Part of a data file:
########

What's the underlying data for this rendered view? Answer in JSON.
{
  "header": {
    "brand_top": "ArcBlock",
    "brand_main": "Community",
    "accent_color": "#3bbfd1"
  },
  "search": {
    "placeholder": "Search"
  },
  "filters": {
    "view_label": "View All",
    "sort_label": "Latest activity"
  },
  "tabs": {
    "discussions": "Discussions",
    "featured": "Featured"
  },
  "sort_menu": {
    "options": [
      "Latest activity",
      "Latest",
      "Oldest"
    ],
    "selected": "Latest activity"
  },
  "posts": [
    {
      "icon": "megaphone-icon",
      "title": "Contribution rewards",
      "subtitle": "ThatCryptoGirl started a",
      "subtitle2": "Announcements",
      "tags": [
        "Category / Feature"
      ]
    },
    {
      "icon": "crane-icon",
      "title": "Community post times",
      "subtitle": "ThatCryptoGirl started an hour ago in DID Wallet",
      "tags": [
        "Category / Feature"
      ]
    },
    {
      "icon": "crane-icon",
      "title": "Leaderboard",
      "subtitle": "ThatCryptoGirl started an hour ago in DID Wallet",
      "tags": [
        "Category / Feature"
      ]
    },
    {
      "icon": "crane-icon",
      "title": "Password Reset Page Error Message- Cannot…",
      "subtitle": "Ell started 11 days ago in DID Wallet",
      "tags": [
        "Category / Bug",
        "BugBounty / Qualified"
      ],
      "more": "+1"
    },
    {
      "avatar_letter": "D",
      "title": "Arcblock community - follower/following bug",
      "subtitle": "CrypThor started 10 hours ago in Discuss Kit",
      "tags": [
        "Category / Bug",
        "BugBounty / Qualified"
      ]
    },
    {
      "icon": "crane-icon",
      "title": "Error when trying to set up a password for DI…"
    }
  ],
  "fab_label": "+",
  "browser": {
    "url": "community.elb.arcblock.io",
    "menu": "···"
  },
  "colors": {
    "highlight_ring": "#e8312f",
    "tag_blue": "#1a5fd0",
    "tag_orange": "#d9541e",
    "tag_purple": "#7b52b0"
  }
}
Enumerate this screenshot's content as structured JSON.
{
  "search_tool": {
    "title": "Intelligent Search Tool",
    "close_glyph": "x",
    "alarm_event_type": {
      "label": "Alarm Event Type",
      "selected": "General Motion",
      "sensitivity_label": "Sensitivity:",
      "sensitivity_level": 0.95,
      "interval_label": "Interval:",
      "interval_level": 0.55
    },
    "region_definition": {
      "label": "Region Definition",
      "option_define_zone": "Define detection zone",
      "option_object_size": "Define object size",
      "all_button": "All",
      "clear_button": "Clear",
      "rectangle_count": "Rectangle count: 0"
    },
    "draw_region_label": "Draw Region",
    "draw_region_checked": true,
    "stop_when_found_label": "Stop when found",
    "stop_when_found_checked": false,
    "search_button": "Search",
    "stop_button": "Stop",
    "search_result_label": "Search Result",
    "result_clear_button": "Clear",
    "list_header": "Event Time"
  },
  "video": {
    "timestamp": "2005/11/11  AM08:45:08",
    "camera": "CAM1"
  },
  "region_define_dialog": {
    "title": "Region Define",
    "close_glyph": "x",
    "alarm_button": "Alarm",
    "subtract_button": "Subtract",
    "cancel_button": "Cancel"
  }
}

########

**Goal of the exercise**
Quote all of the entries exactly as they appear.

**Written response**
What's the underlying data for this rendered view? Answer in JSON.
{
  "header": {
    "brand_top": "ArcBlock",
    "brand_main": "Community",
    "accent_color": "#3bbfd1"
  },
  "search": {
    "placeholder": "Search"
  },
  "filters": {
    "view_label": "View All",
    "sort_label": "Latest activity"
  },
  "tabs": {
    "discussions": "Discussions",
    "featured": "Featured"
  },
  "sort_menu": {
    "options": [
      "Latest activity",
      "Latest",
      "Oldest"
    ],
    "selected": "Latest activity"
  },
  "posts": [
    {
      "icon": "megaphone-icon",
      "title": "Contribution rewards",
      "subtitle": "ThatCryptoGirl started a",
      "subtitle2": "Announcements",
      "tags": [
        "Category / Feature"
      ]
    },
    {
      "icon": "crane-icon",
      "title": "Community post times",
      "subtitle": "ThatCryptoGirl started an hour ago in DID Wallet",
      "tags": [
        "Category / Feature"
      ]
    },
    {
      "icon": "crane-icon",
      "title": "Leaderboard",
      "subtitle": "ThatCryptoGirl started an hour ago in DID Wallet",
      "tags": [
        "Category / Feature"
      ]
    },
    {
      "icon": "crane-icon",
      "title": "Password Reset Page Error Message- Cannot…",
      "subtitle": "Ell started 11 days ago in DID Wallet",
      "tags": [
        "Category / Bug",
        "BugBounty / Qualified"
      ],
      "more": "+1"
    },
    {
      "avatar_letter": "D",
      "title": "Arcblock community - follower/following bug",
      "subtitle": "CrypThor started 10 hours ago in Discuss Kit",
      "tags": [
        "Category / Bug",
        "BugBounty / Qualified"
      ]
    },
    {
      "icon": "crane-icon",
      "title": "Error when trying to set up a password for DI…"
    }
  ],
  "fab_label": "+",
  "browser": {
    "url": "community.elb.arcblock.io",
    "menu": "···"
  },
  "colors": {
    "highlight_ring": "#e8312f",
    "tag_blue": "#1a5fd0",
    "tag_orange": "#d9541e",
    "tag_purple": "#7b52b0"
  }
}
Enumerate this screenshot's content as structured JSON.
{
  "search_tool": {
    "title": "Intelligent Search Tool",
    "close_glyph": "x",
    "alarm_event_type": {
      "label": "Alarm Event Type",
      "selected": "General Motion",
      "sensitivity_label": "Sensitivity:",
      "sensitivity_level": 0.95,
      "interval_label": "Interval:",
      "interval_level": 0.55
    },
    "region_definition": {
      "label": "Region Definition",
      "option_define_zone": "Define detection zone",
      "option_object_size": "Define object size",
      "all_button": "All",
      "clear_button": "Clear",
      "rectangle_count": "Rectangle count: 0"
    },
    "draw_region_label": "Draw Region",
    "draw_region_checked": true,
    "stop_when_found_label": "Stop when found",
    "stop_when_found_checked": false,
    "search_button": "Search",
    "stop_button": "Stop",
    "search_result_label": "Search Result",
    "result_clear_button": "Clear",
    "list_header": "Event Time"
  },
  "video": {
    "timestamp": "2005/11/11  AM08:45:08",
    "camera": "CAM1"
  },
  "region_define_dialog": {
    "title": "Region Define",
    "close_glyph": "x",
    "alarm_button": "Alarm",
    "subtract_button": "Subtract",
    "cancel_button": "Cancel"
  }
}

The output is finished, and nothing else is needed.